Directions
Tally every line of the listing below that holds "Zadanie", then give the tally alone.

[start of Data]

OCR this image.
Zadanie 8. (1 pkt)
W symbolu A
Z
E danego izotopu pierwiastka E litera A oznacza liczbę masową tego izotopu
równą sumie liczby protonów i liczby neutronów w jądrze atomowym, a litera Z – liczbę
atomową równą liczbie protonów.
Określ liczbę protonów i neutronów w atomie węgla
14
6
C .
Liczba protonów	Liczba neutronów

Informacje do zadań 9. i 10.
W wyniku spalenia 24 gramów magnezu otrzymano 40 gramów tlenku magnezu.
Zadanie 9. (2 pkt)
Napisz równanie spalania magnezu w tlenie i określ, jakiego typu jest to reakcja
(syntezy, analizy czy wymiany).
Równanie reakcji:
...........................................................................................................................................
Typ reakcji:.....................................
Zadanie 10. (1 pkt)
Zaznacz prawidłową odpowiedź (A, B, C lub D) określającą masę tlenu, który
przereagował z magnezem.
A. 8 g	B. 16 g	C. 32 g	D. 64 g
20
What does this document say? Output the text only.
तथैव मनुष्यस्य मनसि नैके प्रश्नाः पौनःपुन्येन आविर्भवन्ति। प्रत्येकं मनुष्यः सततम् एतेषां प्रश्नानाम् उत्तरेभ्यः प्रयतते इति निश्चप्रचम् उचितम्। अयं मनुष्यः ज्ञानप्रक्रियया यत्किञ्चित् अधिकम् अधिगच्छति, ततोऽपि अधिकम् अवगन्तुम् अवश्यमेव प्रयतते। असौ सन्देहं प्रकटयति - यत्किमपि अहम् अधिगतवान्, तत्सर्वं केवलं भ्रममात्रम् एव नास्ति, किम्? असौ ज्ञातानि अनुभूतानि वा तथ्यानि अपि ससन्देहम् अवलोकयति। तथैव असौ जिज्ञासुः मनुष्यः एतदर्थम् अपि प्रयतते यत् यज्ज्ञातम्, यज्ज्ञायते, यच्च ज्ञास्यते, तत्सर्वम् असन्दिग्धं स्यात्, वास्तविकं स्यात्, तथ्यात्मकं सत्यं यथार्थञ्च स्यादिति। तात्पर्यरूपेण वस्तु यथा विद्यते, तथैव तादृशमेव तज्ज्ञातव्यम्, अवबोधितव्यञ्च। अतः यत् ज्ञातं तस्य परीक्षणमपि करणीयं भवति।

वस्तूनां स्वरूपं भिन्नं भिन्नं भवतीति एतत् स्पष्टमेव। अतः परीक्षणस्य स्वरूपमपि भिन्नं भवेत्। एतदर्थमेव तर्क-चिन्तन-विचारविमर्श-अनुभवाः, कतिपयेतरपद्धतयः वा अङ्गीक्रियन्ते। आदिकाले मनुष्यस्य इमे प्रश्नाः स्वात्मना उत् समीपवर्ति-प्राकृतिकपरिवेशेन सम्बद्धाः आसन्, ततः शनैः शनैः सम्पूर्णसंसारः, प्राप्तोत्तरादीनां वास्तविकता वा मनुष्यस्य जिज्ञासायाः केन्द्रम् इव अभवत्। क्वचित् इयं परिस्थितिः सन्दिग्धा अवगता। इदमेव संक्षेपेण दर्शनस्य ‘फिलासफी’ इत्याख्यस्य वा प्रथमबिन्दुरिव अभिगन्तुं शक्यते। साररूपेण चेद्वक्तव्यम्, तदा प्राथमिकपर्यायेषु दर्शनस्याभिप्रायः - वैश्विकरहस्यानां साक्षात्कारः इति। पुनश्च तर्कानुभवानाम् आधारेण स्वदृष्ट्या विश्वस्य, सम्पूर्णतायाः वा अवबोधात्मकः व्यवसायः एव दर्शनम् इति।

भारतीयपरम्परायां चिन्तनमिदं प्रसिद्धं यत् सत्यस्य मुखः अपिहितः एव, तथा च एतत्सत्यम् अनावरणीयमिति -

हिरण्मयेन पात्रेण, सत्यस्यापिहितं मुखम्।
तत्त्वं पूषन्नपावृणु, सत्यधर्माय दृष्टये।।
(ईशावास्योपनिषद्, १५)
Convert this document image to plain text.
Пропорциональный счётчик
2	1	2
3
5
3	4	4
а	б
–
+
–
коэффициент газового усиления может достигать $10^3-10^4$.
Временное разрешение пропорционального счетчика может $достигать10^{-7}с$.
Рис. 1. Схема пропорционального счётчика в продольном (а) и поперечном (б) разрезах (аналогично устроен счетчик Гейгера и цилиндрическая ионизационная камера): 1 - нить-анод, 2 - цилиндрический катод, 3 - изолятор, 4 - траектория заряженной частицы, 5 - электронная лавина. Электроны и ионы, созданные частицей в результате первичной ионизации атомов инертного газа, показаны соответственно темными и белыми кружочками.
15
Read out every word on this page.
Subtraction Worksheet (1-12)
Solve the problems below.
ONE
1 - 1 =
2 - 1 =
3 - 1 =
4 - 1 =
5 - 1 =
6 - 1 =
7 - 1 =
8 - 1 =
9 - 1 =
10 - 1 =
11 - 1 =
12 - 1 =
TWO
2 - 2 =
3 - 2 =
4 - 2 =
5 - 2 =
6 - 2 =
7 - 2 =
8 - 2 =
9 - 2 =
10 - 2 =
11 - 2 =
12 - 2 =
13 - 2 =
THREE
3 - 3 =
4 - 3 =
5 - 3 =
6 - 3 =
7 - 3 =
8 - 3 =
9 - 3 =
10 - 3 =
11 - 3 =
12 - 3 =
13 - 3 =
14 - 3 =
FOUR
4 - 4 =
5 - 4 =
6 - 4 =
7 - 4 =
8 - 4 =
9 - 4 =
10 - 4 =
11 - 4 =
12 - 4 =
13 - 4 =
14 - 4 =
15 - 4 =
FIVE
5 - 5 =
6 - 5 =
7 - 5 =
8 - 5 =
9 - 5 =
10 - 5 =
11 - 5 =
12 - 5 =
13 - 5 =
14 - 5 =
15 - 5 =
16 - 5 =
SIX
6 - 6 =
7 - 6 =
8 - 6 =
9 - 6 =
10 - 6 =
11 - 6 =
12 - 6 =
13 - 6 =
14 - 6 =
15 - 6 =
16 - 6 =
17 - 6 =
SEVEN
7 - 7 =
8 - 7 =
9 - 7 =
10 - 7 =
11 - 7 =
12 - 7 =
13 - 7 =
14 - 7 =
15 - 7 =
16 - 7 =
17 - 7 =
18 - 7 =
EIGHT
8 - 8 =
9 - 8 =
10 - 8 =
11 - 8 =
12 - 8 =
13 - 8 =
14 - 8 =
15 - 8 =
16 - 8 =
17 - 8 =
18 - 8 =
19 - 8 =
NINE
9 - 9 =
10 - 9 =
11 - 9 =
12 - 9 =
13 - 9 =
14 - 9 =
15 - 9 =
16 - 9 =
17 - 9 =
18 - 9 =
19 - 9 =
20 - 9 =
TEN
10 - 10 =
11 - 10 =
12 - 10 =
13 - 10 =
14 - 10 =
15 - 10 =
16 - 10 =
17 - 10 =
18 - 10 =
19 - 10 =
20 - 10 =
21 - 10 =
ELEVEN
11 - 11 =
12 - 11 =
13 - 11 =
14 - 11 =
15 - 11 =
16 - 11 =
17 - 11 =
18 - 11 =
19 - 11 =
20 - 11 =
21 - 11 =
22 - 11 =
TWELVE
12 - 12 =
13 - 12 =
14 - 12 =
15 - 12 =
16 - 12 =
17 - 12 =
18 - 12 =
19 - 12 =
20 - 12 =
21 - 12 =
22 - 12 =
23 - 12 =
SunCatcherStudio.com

[end of Data]

Written solution
3